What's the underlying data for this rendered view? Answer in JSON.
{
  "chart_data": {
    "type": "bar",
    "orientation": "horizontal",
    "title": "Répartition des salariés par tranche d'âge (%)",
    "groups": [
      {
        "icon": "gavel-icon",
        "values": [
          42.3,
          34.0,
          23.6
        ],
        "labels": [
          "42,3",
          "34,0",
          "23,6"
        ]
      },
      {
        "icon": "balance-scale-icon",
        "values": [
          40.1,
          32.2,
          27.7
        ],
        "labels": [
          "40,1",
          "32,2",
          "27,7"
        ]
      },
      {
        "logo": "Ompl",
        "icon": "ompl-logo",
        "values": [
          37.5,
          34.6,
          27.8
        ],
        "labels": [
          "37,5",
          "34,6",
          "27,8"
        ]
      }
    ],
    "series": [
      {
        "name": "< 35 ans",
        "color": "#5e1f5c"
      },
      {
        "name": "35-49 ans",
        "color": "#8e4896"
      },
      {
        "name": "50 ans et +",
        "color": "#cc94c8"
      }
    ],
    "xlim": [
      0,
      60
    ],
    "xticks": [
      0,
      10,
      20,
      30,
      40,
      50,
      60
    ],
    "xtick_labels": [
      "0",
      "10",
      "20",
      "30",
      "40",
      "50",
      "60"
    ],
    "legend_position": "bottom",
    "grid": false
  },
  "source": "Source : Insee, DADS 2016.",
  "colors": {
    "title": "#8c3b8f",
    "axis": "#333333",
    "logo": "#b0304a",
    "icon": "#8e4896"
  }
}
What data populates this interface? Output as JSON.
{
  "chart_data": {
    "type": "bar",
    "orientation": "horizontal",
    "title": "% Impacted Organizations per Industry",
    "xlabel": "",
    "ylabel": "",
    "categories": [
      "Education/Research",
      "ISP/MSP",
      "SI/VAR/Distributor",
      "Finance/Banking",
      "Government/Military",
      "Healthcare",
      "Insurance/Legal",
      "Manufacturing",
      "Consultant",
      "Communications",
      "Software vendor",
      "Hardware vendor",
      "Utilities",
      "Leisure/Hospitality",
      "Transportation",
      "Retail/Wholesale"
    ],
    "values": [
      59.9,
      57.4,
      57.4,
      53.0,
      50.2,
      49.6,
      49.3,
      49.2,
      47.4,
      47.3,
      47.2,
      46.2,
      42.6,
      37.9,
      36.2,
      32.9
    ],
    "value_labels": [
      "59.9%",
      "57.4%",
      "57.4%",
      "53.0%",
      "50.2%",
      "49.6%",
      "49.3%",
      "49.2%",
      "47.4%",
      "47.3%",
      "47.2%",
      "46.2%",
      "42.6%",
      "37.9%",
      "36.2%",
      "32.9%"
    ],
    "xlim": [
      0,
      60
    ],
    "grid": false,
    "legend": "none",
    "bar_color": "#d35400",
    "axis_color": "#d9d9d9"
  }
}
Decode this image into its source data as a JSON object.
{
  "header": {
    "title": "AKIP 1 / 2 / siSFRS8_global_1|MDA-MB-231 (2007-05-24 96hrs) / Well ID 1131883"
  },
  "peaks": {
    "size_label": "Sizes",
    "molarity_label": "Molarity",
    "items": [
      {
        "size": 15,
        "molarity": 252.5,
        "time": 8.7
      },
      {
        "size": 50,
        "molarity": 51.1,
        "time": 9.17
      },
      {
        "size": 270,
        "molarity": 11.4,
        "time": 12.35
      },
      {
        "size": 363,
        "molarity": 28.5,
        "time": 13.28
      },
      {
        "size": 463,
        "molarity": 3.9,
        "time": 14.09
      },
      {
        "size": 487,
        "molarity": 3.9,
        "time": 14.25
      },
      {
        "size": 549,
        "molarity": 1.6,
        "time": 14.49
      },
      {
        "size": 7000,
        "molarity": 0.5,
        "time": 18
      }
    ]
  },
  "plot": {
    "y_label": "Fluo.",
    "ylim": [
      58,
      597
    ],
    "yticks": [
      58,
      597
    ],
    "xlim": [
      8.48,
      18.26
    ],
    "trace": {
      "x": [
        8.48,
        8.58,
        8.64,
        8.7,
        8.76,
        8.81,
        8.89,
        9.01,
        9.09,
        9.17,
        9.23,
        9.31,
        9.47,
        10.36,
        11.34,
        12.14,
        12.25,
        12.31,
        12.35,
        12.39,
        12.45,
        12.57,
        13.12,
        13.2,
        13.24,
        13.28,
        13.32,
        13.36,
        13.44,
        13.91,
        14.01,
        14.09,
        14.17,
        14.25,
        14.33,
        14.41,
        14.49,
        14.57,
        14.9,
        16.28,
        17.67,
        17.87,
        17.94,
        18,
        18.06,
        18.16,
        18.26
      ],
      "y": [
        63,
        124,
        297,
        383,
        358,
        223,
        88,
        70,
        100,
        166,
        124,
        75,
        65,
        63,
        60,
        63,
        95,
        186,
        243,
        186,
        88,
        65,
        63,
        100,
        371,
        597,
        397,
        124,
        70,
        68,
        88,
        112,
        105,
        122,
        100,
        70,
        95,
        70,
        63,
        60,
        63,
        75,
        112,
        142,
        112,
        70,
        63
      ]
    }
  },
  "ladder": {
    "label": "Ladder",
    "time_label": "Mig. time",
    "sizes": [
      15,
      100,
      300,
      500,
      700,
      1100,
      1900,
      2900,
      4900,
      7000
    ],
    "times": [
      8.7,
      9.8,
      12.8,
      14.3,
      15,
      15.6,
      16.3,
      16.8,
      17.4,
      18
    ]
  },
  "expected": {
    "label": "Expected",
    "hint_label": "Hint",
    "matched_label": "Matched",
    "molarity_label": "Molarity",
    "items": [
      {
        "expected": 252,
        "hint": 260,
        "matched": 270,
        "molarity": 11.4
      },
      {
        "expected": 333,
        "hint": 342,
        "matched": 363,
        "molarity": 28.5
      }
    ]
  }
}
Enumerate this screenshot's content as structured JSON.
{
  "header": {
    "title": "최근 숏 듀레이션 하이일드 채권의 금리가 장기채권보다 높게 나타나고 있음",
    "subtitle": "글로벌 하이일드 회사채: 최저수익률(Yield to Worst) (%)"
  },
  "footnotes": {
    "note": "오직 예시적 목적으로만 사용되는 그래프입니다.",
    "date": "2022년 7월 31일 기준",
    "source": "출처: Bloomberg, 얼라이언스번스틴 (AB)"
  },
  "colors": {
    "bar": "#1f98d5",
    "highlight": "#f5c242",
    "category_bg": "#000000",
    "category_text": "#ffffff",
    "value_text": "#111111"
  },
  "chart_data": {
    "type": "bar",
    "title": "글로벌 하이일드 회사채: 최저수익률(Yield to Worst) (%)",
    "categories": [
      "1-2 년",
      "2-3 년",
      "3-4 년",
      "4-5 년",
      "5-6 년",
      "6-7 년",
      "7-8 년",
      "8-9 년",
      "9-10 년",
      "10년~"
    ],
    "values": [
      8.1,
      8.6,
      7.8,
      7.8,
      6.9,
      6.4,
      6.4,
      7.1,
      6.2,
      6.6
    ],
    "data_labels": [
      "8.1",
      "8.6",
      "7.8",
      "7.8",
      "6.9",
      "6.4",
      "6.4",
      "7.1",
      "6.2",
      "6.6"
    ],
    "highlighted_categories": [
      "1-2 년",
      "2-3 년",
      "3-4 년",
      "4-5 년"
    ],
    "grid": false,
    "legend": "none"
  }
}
+++++
*Task prompt*
Count the lines above that contain the word "this", and give only that number.

*Final result*
4